— TASK PROMPT —
Go through each line of the records below and count those with the word "Error"; give only the total.

(Records from a collection of figures)

━━━━━━━━

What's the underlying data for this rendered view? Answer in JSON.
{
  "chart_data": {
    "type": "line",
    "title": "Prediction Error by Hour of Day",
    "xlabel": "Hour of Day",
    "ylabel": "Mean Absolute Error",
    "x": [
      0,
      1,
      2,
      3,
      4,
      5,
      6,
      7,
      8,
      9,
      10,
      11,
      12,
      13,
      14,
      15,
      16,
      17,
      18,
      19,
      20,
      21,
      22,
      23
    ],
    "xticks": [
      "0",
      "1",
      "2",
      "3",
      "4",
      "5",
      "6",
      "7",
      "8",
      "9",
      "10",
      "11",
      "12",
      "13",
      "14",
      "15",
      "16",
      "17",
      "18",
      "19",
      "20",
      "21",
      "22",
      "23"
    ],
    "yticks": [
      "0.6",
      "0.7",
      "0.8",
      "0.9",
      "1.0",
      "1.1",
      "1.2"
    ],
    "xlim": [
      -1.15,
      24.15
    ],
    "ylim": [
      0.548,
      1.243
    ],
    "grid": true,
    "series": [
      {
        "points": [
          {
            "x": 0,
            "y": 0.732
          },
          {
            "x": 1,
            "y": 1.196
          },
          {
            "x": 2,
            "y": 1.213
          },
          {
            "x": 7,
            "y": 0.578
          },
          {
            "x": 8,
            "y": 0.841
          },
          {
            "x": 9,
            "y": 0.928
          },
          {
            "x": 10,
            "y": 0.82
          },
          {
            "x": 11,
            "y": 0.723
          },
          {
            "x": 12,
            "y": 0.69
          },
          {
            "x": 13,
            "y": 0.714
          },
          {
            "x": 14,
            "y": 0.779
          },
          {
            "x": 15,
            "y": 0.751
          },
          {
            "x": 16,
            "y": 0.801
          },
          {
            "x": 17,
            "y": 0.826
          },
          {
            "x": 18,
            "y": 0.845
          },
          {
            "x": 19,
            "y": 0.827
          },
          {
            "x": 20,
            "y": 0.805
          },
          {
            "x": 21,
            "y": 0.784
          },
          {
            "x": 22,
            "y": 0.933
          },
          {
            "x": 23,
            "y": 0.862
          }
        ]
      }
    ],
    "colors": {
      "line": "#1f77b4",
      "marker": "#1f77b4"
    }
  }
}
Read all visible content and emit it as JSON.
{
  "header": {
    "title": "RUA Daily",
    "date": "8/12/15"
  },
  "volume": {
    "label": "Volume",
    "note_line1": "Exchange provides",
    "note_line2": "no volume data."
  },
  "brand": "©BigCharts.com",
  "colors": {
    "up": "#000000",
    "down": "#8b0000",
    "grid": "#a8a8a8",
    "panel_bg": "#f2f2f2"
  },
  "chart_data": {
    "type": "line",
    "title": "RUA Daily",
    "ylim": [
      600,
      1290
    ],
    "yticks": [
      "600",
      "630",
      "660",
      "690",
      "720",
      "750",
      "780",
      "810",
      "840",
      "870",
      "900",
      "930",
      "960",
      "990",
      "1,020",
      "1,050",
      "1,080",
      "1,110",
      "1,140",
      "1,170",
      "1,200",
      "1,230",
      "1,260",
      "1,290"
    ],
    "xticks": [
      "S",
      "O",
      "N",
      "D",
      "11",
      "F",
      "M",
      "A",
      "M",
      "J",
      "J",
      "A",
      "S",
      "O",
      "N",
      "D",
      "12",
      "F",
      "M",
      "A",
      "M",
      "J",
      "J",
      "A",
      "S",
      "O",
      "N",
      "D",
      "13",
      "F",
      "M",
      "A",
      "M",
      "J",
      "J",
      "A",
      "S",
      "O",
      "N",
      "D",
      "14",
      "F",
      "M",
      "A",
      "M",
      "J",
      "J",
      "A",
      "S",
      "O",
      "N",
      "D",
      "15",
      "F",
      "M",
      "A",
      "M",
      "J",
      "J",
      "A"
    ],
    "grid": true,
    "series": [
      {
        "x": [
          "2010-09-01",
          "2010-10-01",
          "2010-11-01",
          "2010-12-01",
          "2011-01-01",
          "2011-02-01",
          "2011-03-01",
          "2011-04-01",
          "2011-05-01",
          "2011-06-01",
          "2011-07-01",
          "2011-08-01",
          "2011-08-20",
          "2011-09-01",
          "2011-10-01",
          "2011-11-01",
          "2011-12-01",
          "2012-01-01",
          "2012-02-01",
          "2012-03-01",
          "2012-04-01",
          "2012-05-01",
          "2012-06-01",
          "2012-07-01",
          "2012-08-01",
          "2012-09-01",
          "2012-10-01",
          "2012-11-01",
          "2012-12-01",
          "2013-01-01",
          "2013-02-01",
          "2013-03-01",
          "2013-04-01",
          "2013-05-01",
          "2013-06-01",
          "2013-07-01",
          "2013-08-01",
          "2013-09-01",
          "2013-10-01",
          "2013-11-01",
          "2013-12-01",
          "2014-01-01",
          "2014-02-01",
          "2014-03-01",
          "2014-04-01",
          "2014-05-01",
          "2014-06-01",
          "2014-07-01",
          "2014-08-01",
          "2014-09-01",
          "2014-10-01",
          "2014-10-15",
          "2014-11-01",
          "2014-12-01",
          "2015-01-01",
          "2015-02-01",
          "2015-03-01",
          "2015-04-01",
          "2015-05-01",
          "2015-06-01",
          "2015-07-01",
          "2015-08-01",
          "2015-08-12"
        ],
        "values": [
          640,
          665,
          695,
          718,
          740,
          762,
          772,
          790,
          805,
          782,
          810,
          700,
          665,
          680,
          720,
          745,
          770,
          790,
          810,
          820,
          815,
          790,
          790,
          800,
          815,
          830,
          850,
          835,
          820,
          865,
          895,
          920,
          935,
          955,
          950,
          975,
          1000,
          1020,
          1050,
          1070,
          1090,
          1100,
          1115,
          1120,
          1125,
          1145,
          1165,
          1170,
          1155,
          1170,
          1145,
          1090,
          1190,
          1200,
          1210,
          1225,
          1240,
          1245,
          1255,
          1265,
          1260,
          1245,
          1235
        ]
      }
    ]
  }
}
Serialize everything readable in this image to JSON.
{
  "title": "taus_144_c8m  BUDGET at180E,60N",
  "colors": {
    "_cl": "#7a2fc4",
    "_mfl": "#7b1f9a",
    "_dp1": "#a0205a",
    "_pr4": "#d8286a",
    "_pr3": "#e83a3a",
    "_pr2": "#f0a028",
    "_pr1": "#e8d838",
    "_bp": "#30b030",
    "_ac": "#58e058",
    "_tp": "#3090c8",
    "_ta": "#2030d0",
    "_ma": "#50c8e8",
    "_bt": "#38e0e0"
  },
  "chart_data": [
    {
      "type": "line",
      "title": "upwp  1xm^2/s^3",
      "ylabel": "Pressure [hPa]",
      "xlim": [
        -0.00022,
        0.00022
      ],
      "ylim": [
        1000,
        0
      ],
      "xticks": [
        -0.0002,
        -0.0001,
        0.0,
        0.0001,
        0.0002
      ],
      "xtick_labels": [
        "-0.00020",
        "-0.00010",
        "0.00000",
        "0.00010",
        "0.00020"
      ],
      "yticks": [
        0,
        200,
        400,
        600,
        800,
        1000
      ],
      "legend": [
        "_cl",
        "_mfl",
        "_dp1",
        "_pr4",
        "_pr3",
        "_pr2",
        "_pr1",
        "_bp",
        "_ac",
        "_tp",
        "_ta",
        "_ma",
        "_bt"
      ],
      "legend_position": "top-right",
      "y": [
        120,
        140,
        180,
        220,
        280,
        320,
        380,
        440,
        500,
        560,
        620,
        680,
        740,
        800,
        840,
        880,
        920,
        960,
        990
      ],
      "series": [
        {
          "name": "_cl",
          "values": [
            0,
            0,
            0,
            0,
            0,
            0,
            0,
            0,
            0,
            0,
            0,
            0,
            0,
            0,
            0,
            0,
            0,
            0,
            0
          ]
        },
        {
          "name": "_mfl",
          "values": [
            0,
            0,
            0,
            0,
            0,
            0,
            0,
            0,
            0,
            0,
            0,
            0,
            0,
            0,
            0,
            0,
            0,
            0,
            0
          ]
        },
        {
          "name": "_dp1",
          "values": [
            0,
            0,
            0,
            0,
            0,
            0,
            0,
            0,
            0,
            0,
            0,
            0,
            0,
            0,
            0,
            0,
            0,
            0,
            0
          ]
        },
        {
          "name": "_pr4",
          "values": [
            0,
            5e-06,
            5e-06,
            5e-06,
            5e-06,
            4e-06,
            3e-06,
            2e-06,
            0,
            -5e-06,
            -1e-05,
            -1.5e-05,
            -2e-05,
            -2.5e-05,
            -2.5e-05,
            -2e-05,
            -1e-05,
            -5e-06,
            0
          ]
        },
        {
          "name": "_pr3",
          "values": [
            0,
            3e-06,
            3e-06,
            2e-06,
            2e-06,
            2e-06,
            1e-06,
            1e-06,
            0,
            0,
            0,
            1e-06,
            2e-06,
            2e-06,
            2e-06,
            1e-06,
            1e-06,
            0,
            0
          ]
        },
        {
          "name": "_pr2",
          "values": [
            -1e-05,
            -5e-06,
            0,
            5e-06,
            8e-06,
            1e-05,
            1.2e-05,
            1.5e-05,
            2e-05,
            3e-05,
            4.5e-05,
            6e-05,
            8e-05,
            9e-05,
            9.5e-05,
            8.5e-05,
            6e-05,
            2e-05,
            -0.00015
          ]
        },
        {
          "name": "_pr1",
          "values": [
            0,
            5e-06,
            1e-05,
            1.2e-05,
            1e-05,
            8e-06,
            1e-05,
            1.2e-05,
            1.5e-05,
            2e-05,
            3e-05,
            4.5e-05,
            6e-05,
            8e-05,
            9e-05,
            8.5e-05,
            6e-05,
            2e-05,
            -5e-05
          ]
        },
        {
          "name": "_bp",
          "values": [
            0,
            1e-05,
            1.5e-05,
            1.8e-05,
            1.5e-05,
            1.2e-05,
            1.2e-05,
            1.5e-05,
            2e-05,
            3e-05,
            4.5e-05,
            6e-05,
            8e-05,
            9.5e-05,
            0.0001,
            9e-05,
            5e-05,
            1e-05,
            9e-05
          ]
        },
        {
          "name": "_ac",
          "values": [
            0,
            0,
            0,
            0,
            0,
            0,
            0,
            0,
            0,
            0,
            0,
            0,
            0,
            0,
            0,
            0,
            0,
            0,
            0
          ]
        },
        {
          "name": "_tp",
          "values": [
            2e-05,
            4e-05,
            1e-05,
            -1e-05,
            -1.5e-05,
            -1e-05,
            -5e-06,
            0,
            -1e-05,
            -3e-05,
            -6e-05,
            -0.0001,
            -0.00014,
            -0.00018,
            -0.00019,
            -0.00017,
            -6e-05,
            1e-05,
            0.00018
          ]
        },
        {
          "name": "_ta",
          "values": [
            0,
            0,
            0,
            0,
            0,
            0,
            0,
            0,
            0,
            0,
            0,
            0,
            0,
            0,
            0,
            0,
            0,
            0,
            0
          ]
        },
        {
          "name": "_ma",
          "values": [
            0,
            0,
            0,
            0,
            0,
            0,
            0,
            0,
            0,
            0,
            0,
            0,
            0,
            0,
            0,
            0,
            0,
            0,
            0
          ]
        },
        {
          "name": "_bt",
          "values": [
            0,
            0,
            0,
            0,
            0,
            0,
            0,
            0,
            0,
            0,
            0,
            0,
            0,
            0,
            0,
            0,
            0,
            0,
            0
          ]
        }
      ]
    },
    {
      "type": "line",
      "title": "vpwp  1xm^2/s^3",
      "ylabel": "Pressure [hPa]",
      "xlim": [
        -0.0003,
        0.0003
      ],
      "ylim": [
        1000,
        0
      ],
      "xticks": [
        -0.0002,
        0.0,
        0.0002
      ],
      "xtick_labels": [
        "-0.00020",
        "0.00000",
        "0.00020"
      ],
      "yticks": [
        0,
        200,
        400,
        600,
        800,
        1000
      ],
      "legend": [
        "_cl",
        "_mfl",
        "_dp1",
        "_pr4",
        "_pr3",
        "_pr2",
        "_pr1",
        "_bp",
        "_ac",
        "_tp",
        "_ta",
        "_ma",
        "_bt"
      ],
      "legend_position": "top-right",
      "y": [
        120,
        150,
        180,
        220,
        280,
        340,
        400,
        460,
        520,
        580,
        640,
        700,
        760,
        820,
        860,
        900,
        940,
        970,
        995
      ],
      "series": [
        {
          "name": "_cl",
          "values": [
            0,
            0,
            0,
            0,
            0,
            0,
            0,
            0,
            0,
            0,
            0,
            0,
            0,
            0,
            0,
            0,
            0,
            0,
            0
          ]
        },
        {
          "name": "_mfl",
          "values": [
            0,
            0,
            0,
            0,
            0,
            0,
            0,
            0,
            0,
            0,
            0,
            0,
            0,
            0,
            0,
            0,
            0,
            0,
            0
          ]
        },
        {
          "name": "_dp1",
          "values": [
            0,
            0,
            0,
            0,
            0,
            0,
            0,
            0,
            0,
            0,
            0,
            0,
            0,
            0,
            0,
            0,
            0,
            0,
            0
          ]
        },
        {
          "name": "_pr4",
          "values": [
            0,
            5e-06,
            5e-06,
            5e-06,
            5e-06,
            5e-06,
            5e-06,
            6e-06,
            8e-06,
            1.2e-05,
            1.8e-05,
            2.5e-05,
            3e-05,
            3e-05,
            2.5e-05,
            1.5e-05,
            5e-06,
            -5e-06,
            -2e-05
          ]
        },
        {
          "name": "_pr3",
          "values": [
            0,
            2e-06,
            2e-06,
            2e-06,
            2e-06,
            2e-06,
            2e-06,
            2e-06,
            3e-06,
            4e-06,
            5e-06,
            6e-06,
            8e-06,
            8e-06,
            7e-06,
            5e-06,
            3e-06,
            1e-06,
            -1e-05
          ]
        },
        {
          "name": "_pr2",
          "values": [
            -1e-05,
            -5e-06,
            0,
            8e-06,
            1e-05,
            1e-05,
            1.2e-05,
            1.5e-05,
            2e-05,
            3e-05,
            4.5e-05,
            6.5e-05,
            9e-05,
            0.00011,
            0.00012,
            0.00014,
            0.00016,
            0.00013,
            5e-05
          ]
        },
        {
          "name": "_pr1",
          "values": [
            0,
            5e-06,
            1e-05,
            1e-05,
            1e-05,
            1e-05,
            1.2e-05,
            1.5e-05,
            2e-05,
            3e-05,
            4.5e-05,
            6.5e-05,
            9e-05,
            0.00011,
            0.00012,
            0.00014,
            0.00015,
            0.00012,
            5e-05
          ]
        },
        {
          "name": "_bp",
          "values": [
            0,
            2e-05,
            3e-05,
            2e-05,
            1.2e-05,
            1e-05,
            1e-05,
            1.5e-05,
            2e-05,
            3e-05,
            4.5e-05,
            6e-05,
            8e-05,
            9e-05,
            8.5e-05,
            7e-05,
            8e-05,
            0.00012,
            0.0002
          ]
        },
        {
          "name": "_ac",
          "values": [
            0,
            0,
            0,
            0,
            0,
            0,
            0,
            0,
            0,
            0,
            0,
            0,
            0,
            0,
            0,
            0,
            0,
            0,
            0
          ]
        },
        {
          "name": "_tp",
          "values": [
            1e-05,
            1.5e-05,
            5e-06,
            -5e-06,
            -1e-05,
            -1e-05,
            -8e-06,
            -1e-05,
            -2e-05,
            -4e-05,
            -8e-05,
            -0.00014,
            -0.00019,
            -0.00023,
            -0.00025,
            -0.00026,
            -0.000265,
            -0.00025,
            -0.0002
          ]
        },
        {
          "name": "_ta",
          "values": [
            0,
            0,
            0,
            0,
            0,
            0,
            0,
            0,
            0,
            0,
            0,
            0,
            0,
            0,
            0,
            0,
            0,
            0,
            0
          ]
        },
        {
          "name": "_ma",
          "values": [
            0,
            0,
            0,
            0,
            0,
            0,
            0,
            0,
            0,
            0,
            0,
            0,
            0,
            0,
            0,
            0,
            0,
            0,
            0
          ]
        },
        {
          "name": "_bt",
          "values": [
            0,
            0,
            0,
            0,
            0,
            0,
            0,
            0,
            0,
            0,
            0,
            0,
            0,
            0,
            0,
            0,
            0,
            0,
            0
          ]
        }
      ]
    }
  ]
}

━━━━━━━━

— SOLUTION TO THE PROBLEM —
2